──────── EXERCISE DATA
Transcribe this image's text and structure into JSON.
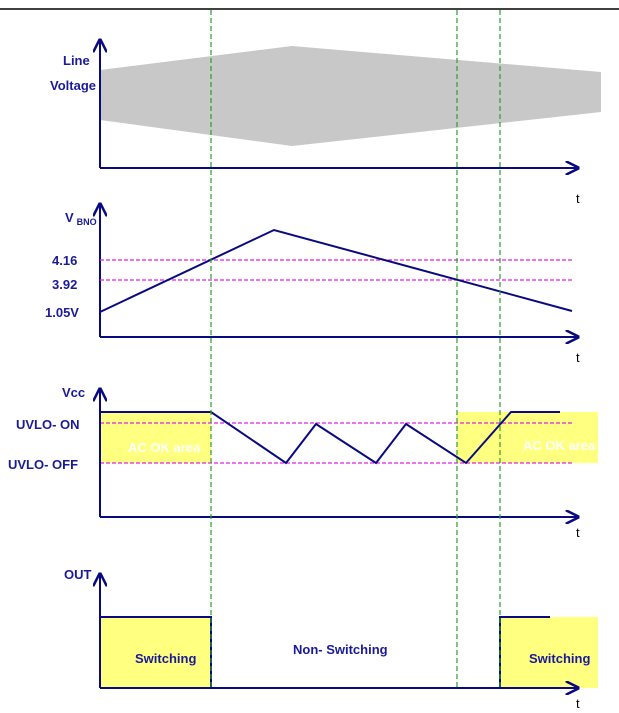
{
  "panels": {
    "line_voltage": {
      "label_line1": "Line",
      "label_line2": "Voltage",
      "axis_label": "t"
    },
    "vbno": {
      "label_main": "V",
      "label_sub": "BNO",
      "levels": [
        "4.16",
        "3.92",
        "1.05V"
      ],
      "axis_label": "t"
    },
    "vcc": {
      "label": "Vcc",
      "uvlo_on": "UVLO- ON",
      "uvlo_off": "UVLO- OFF",
      "area_left": "AC OK area",
      "area_right": "AC OK area",
      "axis_label": "t"
    },
    "out": {
      "label": "OUT",
      "switching_left": "Switching",
      "non_switching": "Non- Switching",
      "switching_right": "Switching",
      "axis_label": "t"
    }
  },
  "colors": {
    "trace": "#0a0a80",
    "threshold": "#e020e0",
    "guide": "#2aa02a",
    "highlight": "#ffff80",
    "envelope": "#c8c8c8"
  }
}
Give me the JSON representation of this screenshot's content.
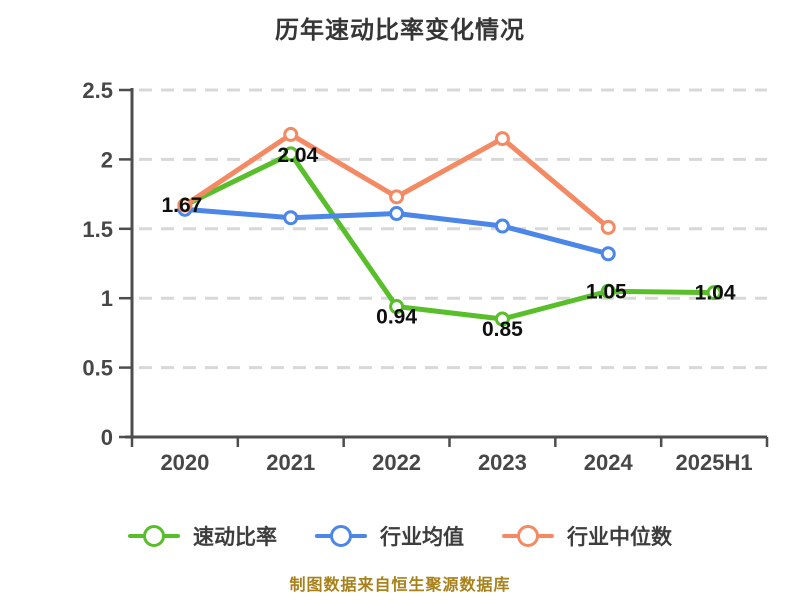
────────────────
### WORK TO BE COMPLETED
Repeat the entries exactly and keep the pictures out of the copy.

### WRITTEN REPLY
Transcribe this image's text and structure into JSON.
{
  "panels": {
    "line_voltage": {
      "label_line1": "Line",
      "label_line2": "Voltage",
      "axis_label": "t"
    },
    "vbno": {
      "label_main": "V",
      "label_sub": "BNO",
      "levels": [
        "4.16",
        "3.92",
        "1.05V"
      ],
      "axis_label": "t"
    },
    "vcc": {
      "label": "Vcc",
      "uvlo_on": "UVLO- ON",
      "uvlo_off": "UVLO- OFF",
      "area_left": "AC OK area",
      "area_right": "AC OK area",
      "axis_label": "t"
    },
    "out": {
      "label": "OUT",
      "switching_left": "Switching",
      "non_switching": "Non- Switching",
      "switching_right": "Switching",
      "axis_label": "t"
    }
  },
  "colors": {
    "trace": "#0a0a80",
    "threshold": "#e020e0",
    "guide": "#2aa02a",
    "highlight": "#ffff80",
    "envelope": "#c8c8c8"
  }
}
Give me the JSON representation of this screenshot's content.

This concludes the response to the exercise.